(Records from a data source)
# # # # # # #
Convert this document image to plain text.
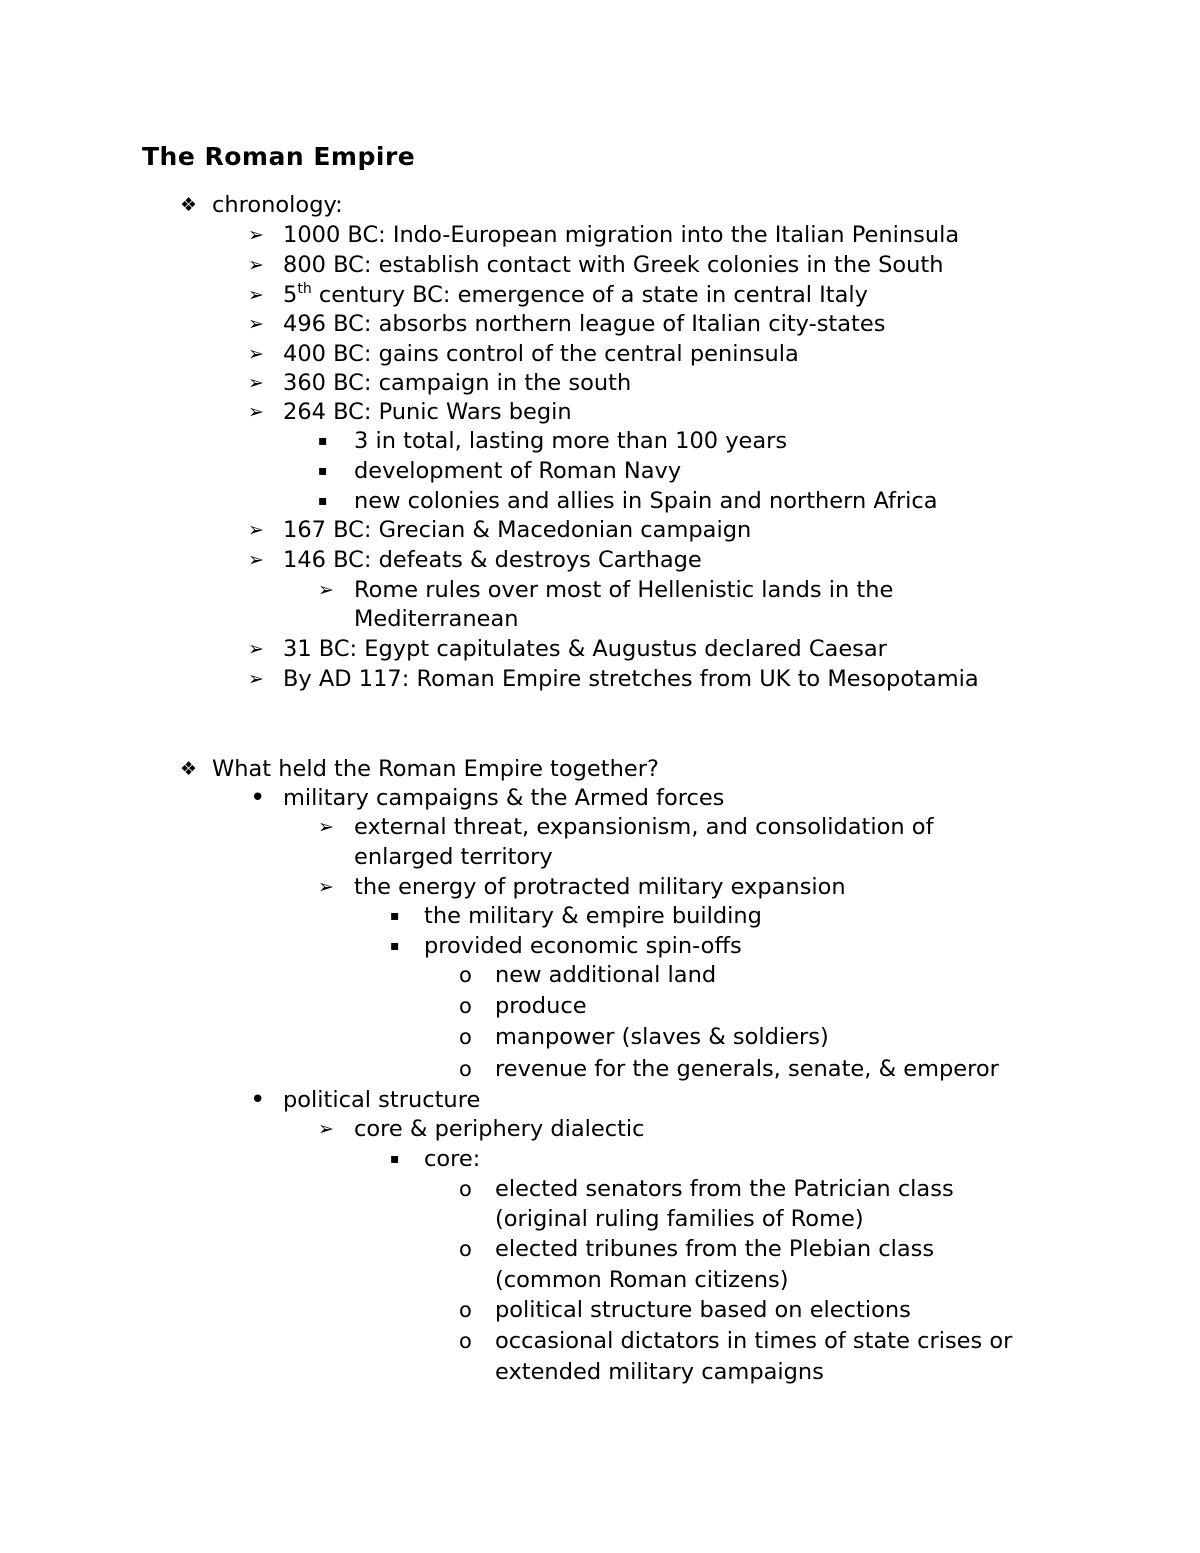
The Roman Empire
❖ chronology:
➢ 1000 BC: Indo-European migration into the Italian Peninsula
➢ 800 BC: establish contact with Greek colonies in the South
➢ 5th century BC: emergence of a state in central Italy
➢ 496 BC: absorbs northern league of Italian city-states
➢ 400 BC: gains control of the central peninsula
➢ 360 BC: campaign in the south
➢ 264 BC: Punic Wars begin
▪ 3 in total, lasting more than 100 years
▪ development of Roman Navy
▪ new colonies and allies in Spain and northern Africa
➢ 167 BC: Grecian & Macedonian campaign
➢ 146 BC: defeats & destroys Carthage
➢ Rome rules over most of Hellenistic lands in the
Mediterranean
➢ 31 BC: Egypt capitulates & Augustus declared Caesar
➢ By AD 117: Roman Empire stretches from UK to Mesopotamia
❖ What held the Roman Empire together?
• military campaigns & the Armed forces
➢ external threat, expansionism, and consolidation of
enlarged territory
➢ the energy of protracted military expansion
▪ the military & empire building
▪ provided economic spin-offs
o new additional land
o produce
o manpower (slaves & soldiers)
o revenue for the generals, senate, & emperor
• political structure
➢ core & periphery dialectic
▪ core:
o elected senators from the Patrician class
(original ruling families of Rome)
o elected tribunes from the Plebian class
(common Roman citizens)
o political structure based on elections
o occasional dictators in times of state crises or
extended military campaigns
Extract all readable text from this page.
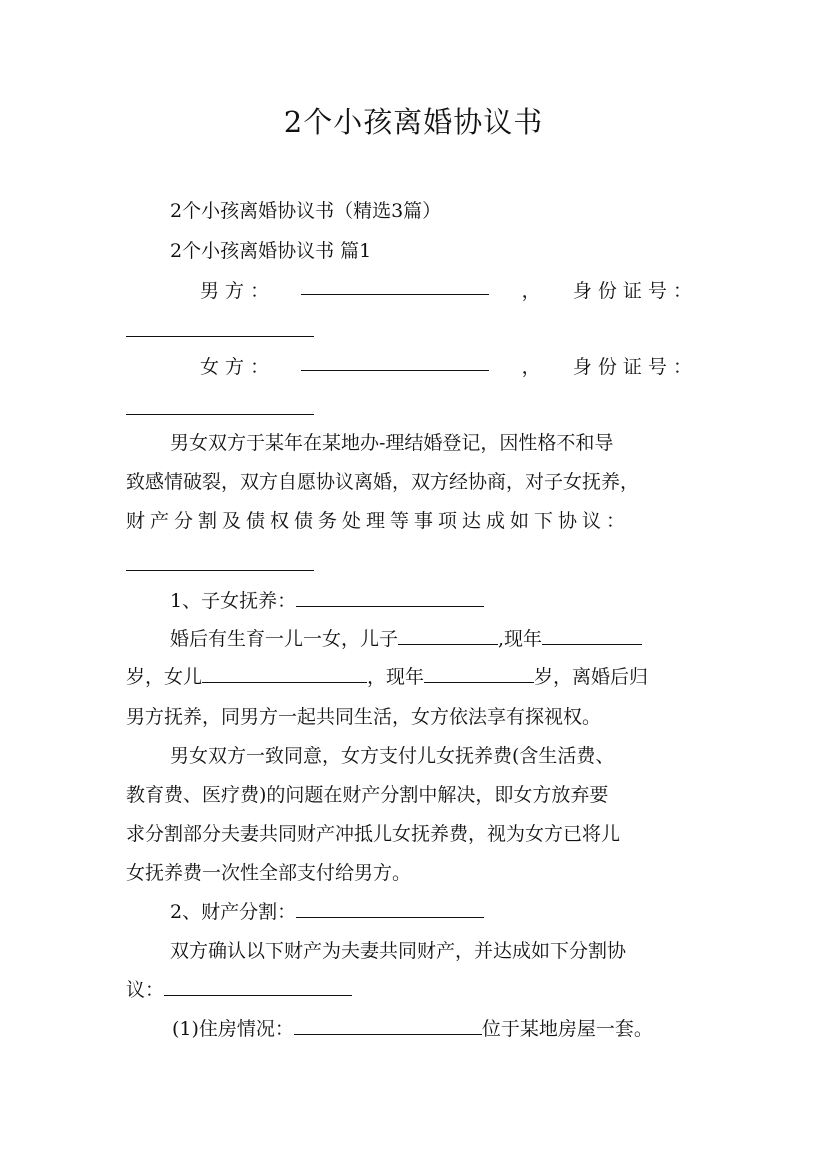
2个小孩离婚协议书
2个小孩离婚协议书（精选3篇）
2个小孩离婚协议书 篇1
男 方 ：	， 身 份 证 号 ：
女 方 ：	， 身 份 证 号 ：
男女双方于某年在某地办-理结婚登记，因性格不和导
致感情破裂，双方自愿协议离婚，双方经协商，对子女抚养，
财产分割及债权债务处理等事项达成如下协议：
1、子女抚养：
婚后有生育一儿一女，儿子	,现年
岁，女儿	，现年	岁，离婚后归
男方抚养，同男方一起共同生活，女方依法享有探视权。
男女双方一致同意，女方支付儿女抚养费(含生活费、
教育费、医疗费)的问题在财产分割中解决，即女方放弃要
求分割部分夫妻共同财产冲抵儿女抚养费，视为女方已将儿
女抚养费一次性全部支付给男方。
2、财产分割：
双方确认以下财产为夫妻共同财产，并达成如下分割协
议：
(1)住房情况：	位于某地房屋一套。
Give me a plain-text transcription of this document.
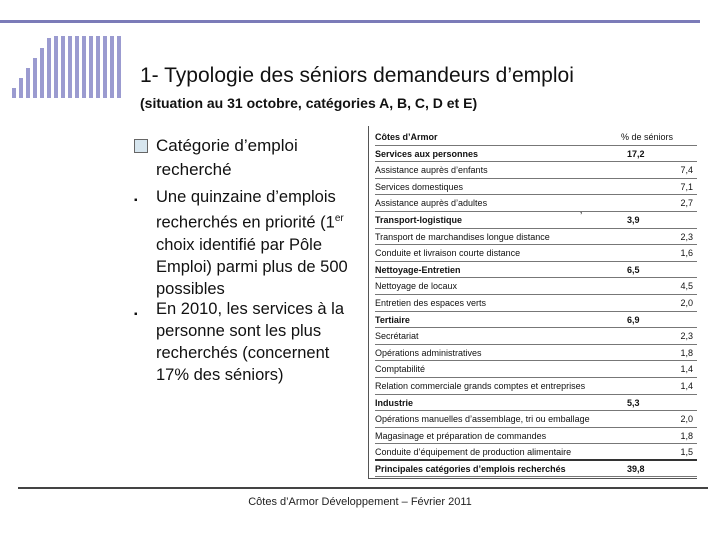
1- Typologie des séniors demandeurs d’emploi
(situation au 31 octobre, catégories A, B, C, D et E)
Catégorie d’emploi recherché
▪ Une quinzaine d’emplois recherchés en priorité (1er choix identifié par Pôle Emploi) parmi plus de 500 possibles
▪ En 2010, les services à la personne sont les plus recherchés (concernent 17% des séniors)
Côtes d’Armor	% de séniors
Services aux personnes	17,2
Assistance auprès d’enfants	7,4
Services domestiques	7,1
Assistance auprès d’adultes	2,7
Transport-logistique	3,9
Transport de marchandises longue distance	2,3
Conduite et livraison courte distance	1,6
Nettoyage-Entretien	6,5
Nettoyage de locaux	4,5
Entretien des espaces verts	2,0
Tertiaire	6,9
Secrétariat	2,3
Opérations administratives	1,8
Comptabilité	1,4
Relation commerciale grands comptes et entreprises	1,4
Industrie	5,3
Opérations manuelles d’assemblage, tri ou emballage	2,0
Magasinage et préparation de commandes	1,8
Conduite d’équipement de production alimentaire	1,5
Principales catégories d’emplois recherchés	39,8
’
Côtes d’Armor Développement – Février 2011
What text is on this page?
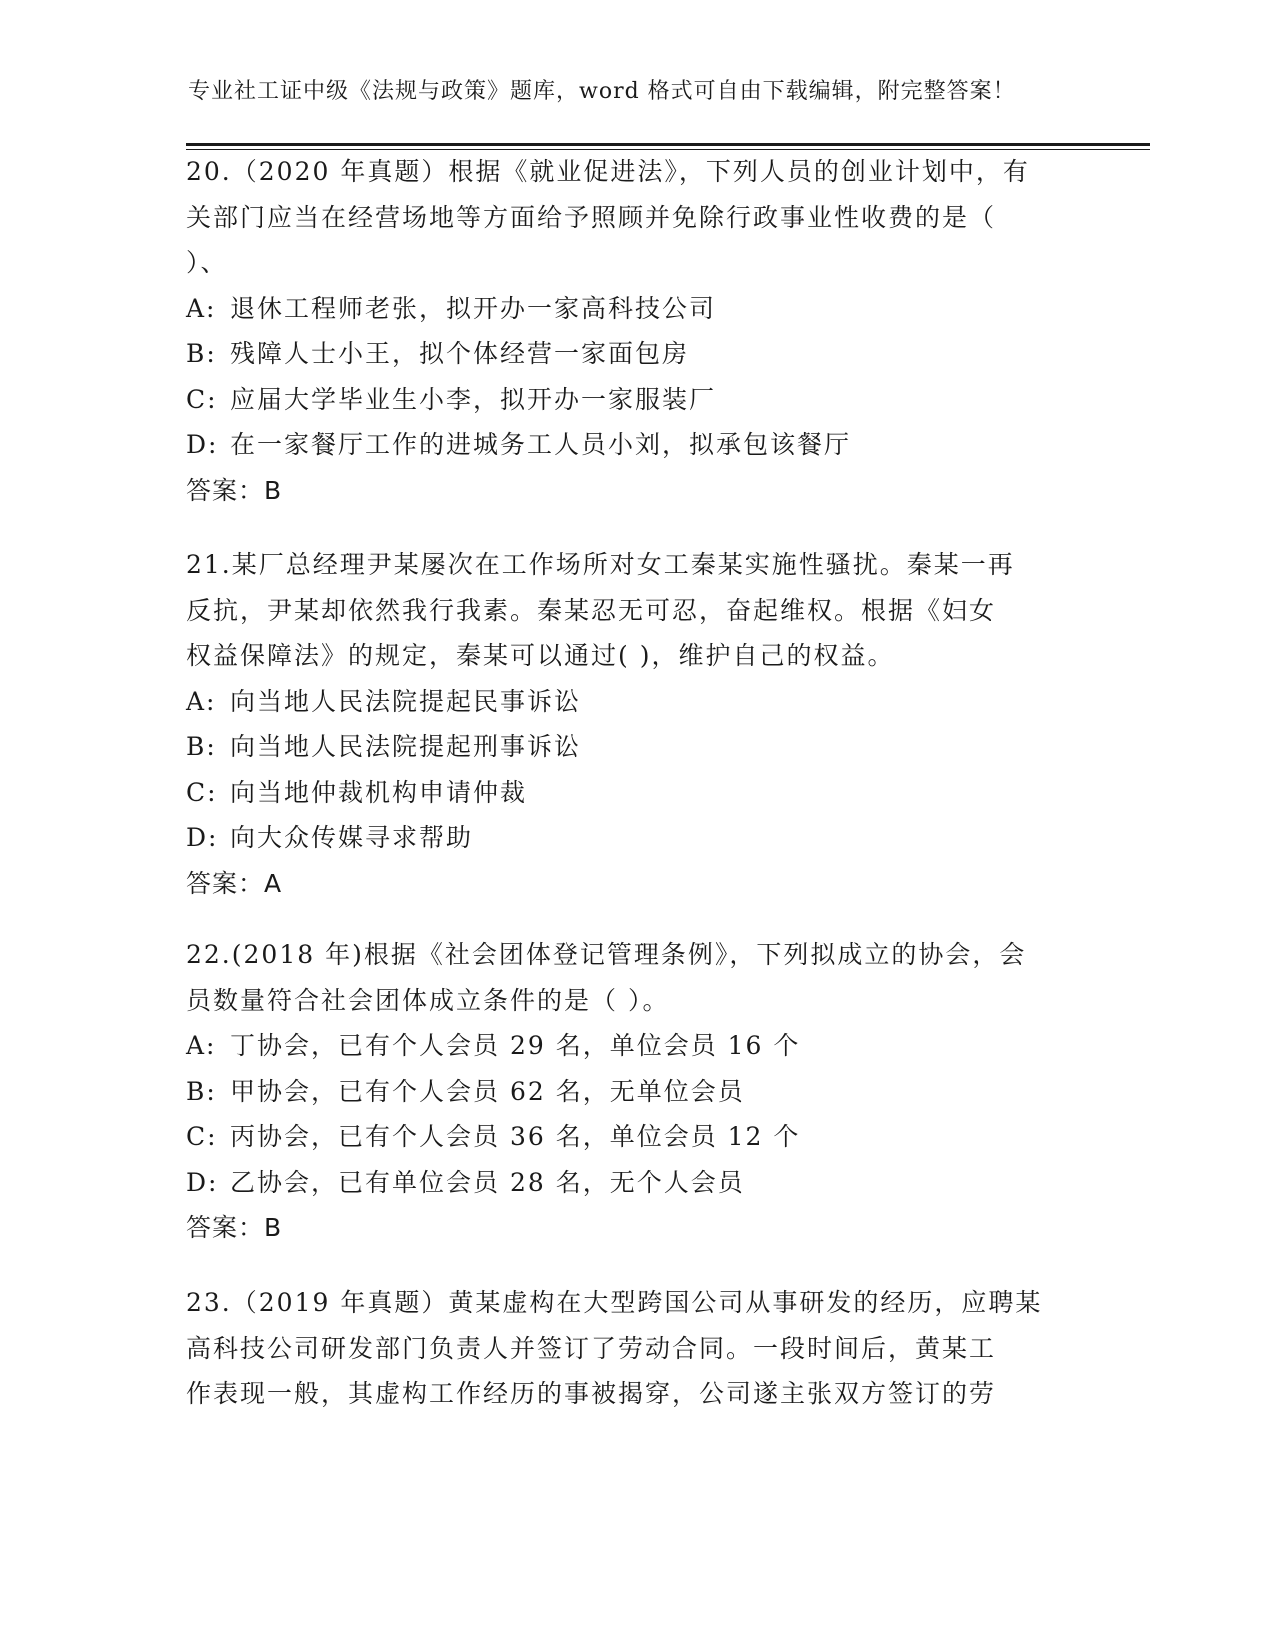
专业社工证中级《法规与政策》题库，word 格式可自由下载编辑，附完整答案！
20.（2020 年真题）根据《就业促进法》，下列人员的创业计划中，有
关部门应当在经营场地等方面给予照顾并免除行政事业性收费的是（
）、
A: 退休工程师老张，拟开办一家高科技公司
B: 残障人士小王，拟个体经营一家面包房
C: 应届大学毕业生小李，拟开办一家服装厂
D: 在一家餐厅工作的进城务工人员小刘，拟承包该餐厅
答案：B
21.某厂总经理尹某屡次在工作场所对女工秦某实施性骚扰。秦某一再
反抗，尹某却依然我行我素。秦某忍无可忍，奋起维权。根据《妇女
权益保障法》的规定，秦某可以通过( )，维护自己的权益。
A: 向当地人民法院提起民事诉讼
B: 向当地人民法院提起刑事诉讼
C: 向当地仲裁机构申请仲裁
D: 向大众传媒寻求帮助
答案：A
22.(2018 年)根据《社会团体登记管理条例》，下列拟成立的协会，会
员数量符合社会团体成立条件的是（ ）。
A: 丁协会，已有个人会员 29 名，单位会员 16 个
B: 甲协会，已有个人会员 62 名，无单位会员
C: 丙协会，已有个人会员 36 名，单位会员 12 个
D: 乙协会，已有单位会员 28 名，无个人会员
答案：B
23.（2019 年真题）黄某虚构在大型跨国公司从事研发的经历，应聘某
高科技公司研发部门负责人并签订了劳动合同。一段时间后，黄某工
作表现一般，其虚构工作经历的事被揭穿，公司遂主张双方签订的劳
# # # # # # #
# Job
Take the records above and transcribe them exactly, dropping every picture.

# Expected answer
Convert this document image to plain text.
The Roman Empire
❖ chronology:
➢ 1000 BC: Indo-European migration into the Italian Peninsula
➢ 800 BC: establish contact with Greek colonies in the South
➢ 5th century BC: emergence of a state in central Italy
➢ 496 BC: absorbs northern league of Italian city-states
➢ 400 BC: gains control of the central peninsula
➢ 360 BC: campaign in the south
➢ 264 BC: Punic Wars begin
▪ 3 in total, lasting more than 100 years
▪ development of Roman Navy
▪ new colonies and allies in Spain and northern Africa
➢ 167 BC: Grecian & Macedonian campaign
➢ 146 BC: defeats & destroys Carthage
➢ Rome rules over most of Hellenistic lands in the
Mediterranean
➢ 31 BC: Egypt capitulates & Augustus declared Caesar
➢ By AD 117: Roman Empire stretches from UK to Mesopotamia
❖ What held the Roman Empire together?
• military campaigns & the Armed forces
➢ external threat, expansionism, and consolidation of
enlarged territory
➢ the energy of protracted military expansion
▪ the military & empire building
▪ provided economic spin-offs
o new additional land
o produce
o manpower (slaves & soldiers)
o revenue for the generals, senate, & emperor
• political structure
➢ core & periphery dialectic
▪ core:
o elected senators from the Patrician class
(original ruling families of Rome)
o elected tribunes from the Plebian class
(common Roman citizens)
o political structure based on elections
o occasional dictators in times of state crises or
extended military campaigns
Extract all readable text from this page.
2个小孩离婚协议书
2个小孩离婚协议书（精选3篇）
2个小孩离婚协议书 篇1
男 方 ：	， 身 份 证 号 ：
女 方 ：	， 身 份 证 号 ：
男女双方于某年在某地办-理结婚登记，因性格不和导
致感情破裂，双方自愿协议离婚，双方经协商，对子女抚养，
财产分割及债权债务处理等事项达成如下协议：
1、子女抚养：
婚后有生育一儿一女，儿子	,现年
岁，女儿	，现年	岁，离婚后归
男方抚养，同男方一起共同生活，女方依法享有探视权。
男女双方一致同意，女方支付儿女抚养费(含生活费、
教育费、医疗费)的问题在财产分割中解决，即女方放弃要
求分割部分夫妻共同财产冲抵儿女抚养费，视为女方已将儿
女抚养费一次性全部支付给男方。
2、财产分割：
双方确认以下财产为夫妻共同财产，并达成如下分割协
议：
(1)住房情况：	位于某地房屋一套。
Give me a plain-text transcription of this document.
1- Typologie des séniors demandeurs d’emploi
(situation au 31 octobre, catégories A, B, C, D et E)
Catégorie d’emploi recherché
▪ Une quinzaine d’emplois recherchés en priorité (1er choix identifié par Pôle Emploi) parmi plus de 500 possibles
▪ En 2010, les services à la personne sont les plus recherchés (concernent 17% des séniors)
Côtes d’Armor	% de séniors
Services aux personnes	17,2
Assistance auprès d’enfants	7,4
Services domestiques	7,1
Assistance auprès d’adultes	2,7
Transport-logistique	3,9
Transport de marchandises longue distance	2,3
Conduite et livraison courte distance	1,6
Nettoyage-Entretien	6,5
Nettoyage de locaux	4,5
Entretien des espaces verts	2,0
Tertiaire	6,9
Secrétariat	2,3
Opérations administratives	1,8
Comptabilité	1,4
Relation commerciale grands comptes et entreprises	1,4
Industrie	5,3
Opérations manuelles d’assemblage, tri ou emballage	2,0
Magasinage et préparation de commandes	1,8
Conduite d’équipement de production alimentaire	1,5
Principales catégories d’emplois recherchés	39,8
’
Côtes d’Armor Développement – Février 2011
What text is on this page?
专业社工证中级《法规与政策》题库，word 格式可自由下载编辑，附完整答案！
20.（2020 年真题）根据《就业促进法》，下列人员的创业计划中，有
关部门应当在经营场地等方面给予照顾并免除行政事业性收费的是（
）、
A: 退休工程师老张，拟开办一家高科技公司
B: 残障人士小王，拟个体经营一家面包房
C: 应届大学毕业生小李，拟开办一家服装厂
D: 在一家餐厅工作的进城务工人员小刘，拟承包该餐厅
答案：B
21.某厂总经理尹某屡次在工作场所对女工秦某实施性骚扰。秦某一再
反抗，尹某却依然我行我素。秦某忍无可忍，奋起维权。根据《妇女
权益保障法》的规定，秦某可以通过( )，维护自己的权益。
A: 向当地人民法院提起民事诉讼
B: 向当地人民法院提起刑事诉讼
C: 向当地仲裁机构申请仲裁
D: 向大众传媒寻求帮助
答案：A
22.(2018 年)根据《社会团体登记管理条例》，下列拟成立的协会，会
员数量符合社会团体成立条件的是（ ）。
A: 丁协会，已有个人会员 29 名，单位会员 16 个
B: 甲协会，已有个人会员 62 名，无单位会员
C: 丙协会，已有个人会员 36 名，单位会员 12 个
D: 乙协会，已有单位会员 28 名，无个人会员
答案：B
23.（2019 年真题）黄某虚构在大型跨国公司从事研发的经历，应聘某
高科技公司研发部门负责人并签订了劳动合同。一段时间后，黄某工
作表现一般，其虚构工作经历的事被揭穿，公司遂主张双方签订的劳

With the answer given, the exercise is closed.